*Task description:*
Please reproduce the passage on climate skepticism below word for word, starting at "Here, disagreement with" and ending at "it is suspect.".

Later, skepticism is explicitly framed as a community-building exercise rather than a reasoned stance:

“The far right is also a ‘community of feelings’ which offers ‘alternative perceptions, interpretations and feelings about everyday phenomena, political debates and the right-wing project itself’.”

Note what is absent. There is no mention of alternative models, alternative interpretations of climate sensitivity, alternative readings of observational data, or alternative risk assessments. The alternatives that matter here are emotional, not analytical.

This pattern continues when the paper describes how skepticism allegedly functions psychologically:

“Climate change became another site… of (re)producing far-right subjectivity and Othering of, e.g. ‘globalist elites’, ‘Greens’, ‘the left’ and racialized Others.”

Here, disagreement with climate policy is not treated as disagreement with policy. It is treated as a tool for identity construction, moral boundary drawing, and social antagonism. Skepticism is not wrong; it is suspect.

(Collected data)
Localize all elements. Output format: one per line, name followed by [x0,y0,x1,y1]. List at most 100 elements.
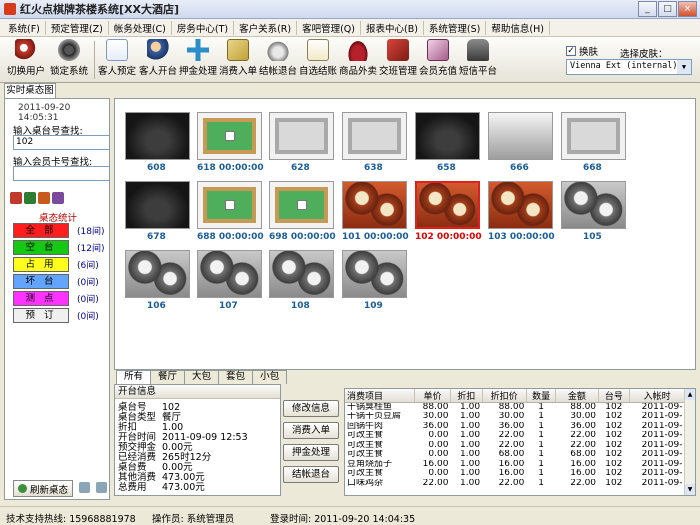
minimize-button[interactable]: _ [638,1,657,17]
stat-broken[interactable]: 坏 台 (0间) [13,274,109,289]
consumption-entry-action-button[interactable]: 消费入单 [283,422,339,439]
stat-occupied[interactable]: 占 用 (6间) [13,257,109,272]
table-image [417,183,478,227]
member-recharge-button[interactable]: 会员充值 [418,39,458,81]
table-row[interactable]: 可改主食 0.00 1.00 22.00 1 22.00 102 2011-09- [345,431,685,441]
table-image [126,113,189,159]
table-row[interactable]: 干锅臭桂鱼 88.00 1.00 88.00 1 88.00 102 2011-09- [345,403,685,413]
tab-large-room[interactable]: 大包 [184,370,220,384]
table-tile[interactable] [342,181,407,229]
sms-platform-button[interactable]: 短信平台 [458,39,498,81]
stat-all[interactable]: 全 部 (18间) [13,223,109,238]
table-tile[interactable] [269,112,334,160]
settings-icon[interactable] [79,482,90,493]
maximize-button[interactable]: □ [658,1,677,17]
table-tile[interactable] [488,181,553,229]
table-tile[interactable] [342,250,407,298]
guest-reservation-button[interactable]: 客人预定 [97,39,137,81]
scroll-up-icon[interactable]: ▲ [685,389,695,400]
table-row[interactable]: 回锅牛肉 36.00 1.00 36.00 1 36.00 102 2011-09- [345,422,685,432]
table-tile[interactable] [561,112,626,160]
table-row[interactable]: 可改主食 0.00 1.00 68.00 1 68.00 102 2011-09- [345,450,685,460]
skin-checkbox[interactable]: ✓ 换肤 [566,44,598,58]
title-bar: 红火点棋牌茶楼系统[XX大酒店] _ □ × [0,0,700,19]
switch-user-button[interactable]: 切换用户 [6,39,46,81]
table-row[interactable]: 可改主食 0.00 1.00 16.00 1 16.00 102 2011-09- [345,469,685,479]
table-tile[interactable] [197,112,262,160]
menu-system-management[interactable]: 系统管理(S) [424,20,487,35]
table-tile[interactable] [488,112,553,160]
menu-reservation[interactable]: 预定管理(Z) [46,20,109,35]
tab-all[interactable]: 所有 [116,370,152,384]
table-tile[interactable] [342,112,407,160]
notepad-icon [307,39,329,61]
table-label: 108 [291,301,310,311]
stats-title: 桌态统计 [38,213,77,224]
table-tile[interactable] [125,250,190,298]
shift-handover-button[interactable]: 交班管理 [378,39,418,81]
table-tile[interactable] [561,181,626,229]
menu-room-center[interactable]: 房务中心(T) [172,20,235,35]
table-label: 658 [437,163,456,173]
table-tile[interactable] [269,250,334,298]
table-tile[interactable] [125,181,190,229]
tab-small-room[interactable]: 小包 [252,370,288,384]
table-tile[interactable] [125,112,190,160]
house-icon[interactable] [24,192,36,204]
menu-bar-management[interactable]: 客吧管理(Q) [297,20,361,35]
table-label: 628 [291,163,310,173]
takeaway-button[interactable]: 商品外卖 [338,39,378,81]
table-row[interactable]: 口味鸡杂 22.00 1.00 22.00 1 22.00 102 2011-09- [345,479,685,489]
tab-realtime-table-map[interactable]: 实时桌态图 [4,83,56,99]
menu-accounting[interactable]: 帐务处理(C) [109,20,172,35]
stat-reserved[interactable]: 预 订 (0间) [13,308,109,323]
deposit-action-button[interactable]: 押金处理 [283,444,339,461]
current-datetime: 2011-09-20 14:05:31 [18,103,71,123]
switch-user-icon [15,39,37,61]
house-red-icon[interactable] [38,192,50,204]
chevron-down-icon[interactable]: ▼ [677,60,691,74]
table-tile[interactable] [415,181,480,229]
skin-select[interactable]: Vienna Ext (internal) ▼ [566,59,692,75]
deposit-button[interactable]: 押金处理 [178,39,218,81]
table-label: 103 00:00:00 [488,232,555,242]
open-table-button[interactable]: 客人开台 [138,39,178,81]
lock-system-button[interactable]: 锁定系统 [46,39,92,81]
filter-icon[interactable] [10,192,22,204]
table-tile[interactable] [197,181,262,229]
table-row[interactable]: 干锅干页豆腐 30.00 1.00 30.00 1 30.00 102 2011-09- [345,412,685,422]
menu-system[interactable]: 系统(F) [3,20,46,35]
self-checkout-button[interactable]: 自选结账 [298,39,338,81]
table-row[interactable]: 豆角烧茄子 16.00 1.00 16.00 1 16.00 102 2011-09- [345,460,685,470]
scroll-down-icon[interactable]: ▼ [685,484,695,495]
tab-restaurant[interactable]: 餐厅 [150,370,186,384]
orders-scrollbar[interactable]: ▲ ▼ [684,389,695,495]
refresh-button[interactable]: 刷新桌态 [13,480,73,497]
checkout-action-button[interactable]: 结帐退台 [283,466,339,483]
left-panel: 2011-09-20 14:05:31 输入桌台号查找: 102 输入会员卡号查… [4,98,110,500]
tools-icon[interactable] [96,482,107,493]
stat-empty[interactable]: 空 台 (12间) [13,240,109,255]
table-row[interactable]: 可改主食 0.00 1.00 22.00 1 22.00 102 2011-09- [345,441,685,451]
table-tile[interactable] [415,112,480,160]
bag-icon[interactable] [52,192,64,204]
stat-test[interactable]: 测 点 (0间) [13,291,109,306]
menu-report-center[interactable]: 报表中心(B) [361,20,424,35]
table-label: 618 00:00:00 [197,163,264,173]
orders-grid: 消费项目 单价 折扣 折扣价 数量 金额 台号 入帐时 干锅臭桂鱼 88.00 1.… [344,388,696,496]
table-label: 101 00:00:00 [342,232,409,242]
handover-icon [387,39,409,61]
consumption-entry-button[interactable]: 消费入单 [218,39,258,81]
table-tile[interactable] [197,250,262,298]
tab-suite[interactable]: 套包 [218,370,254,384]
menu-customer-relations[interactable]: 客户关系(R) [234,20,298,35]
table-tile[interactable] [269,181,334,229]
table-image [198,182,261,228]
edit-info-button[interactable]: 修改信息 [283,400,339,417]
menu-help[interactable]: 帮助信息(H) [486,20,550,35]
close-button[interactable]: × [678,1,697,17]
member-search-input[interactable] [13,166,110,181]
bowl-icon [347,39,369,61]
table-search-input[interactable]: 102 [13,135,110,150]
checkout-button[interactable]: 结帐退台 [258,39,298,81]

*The answer:*
Here, disagreement with climate policy is not treated as disagreement with policy. It is treated as a tool for identity construction, moral boundary drawing, and social antagonism. Skepticism is not wrong; it is suspect.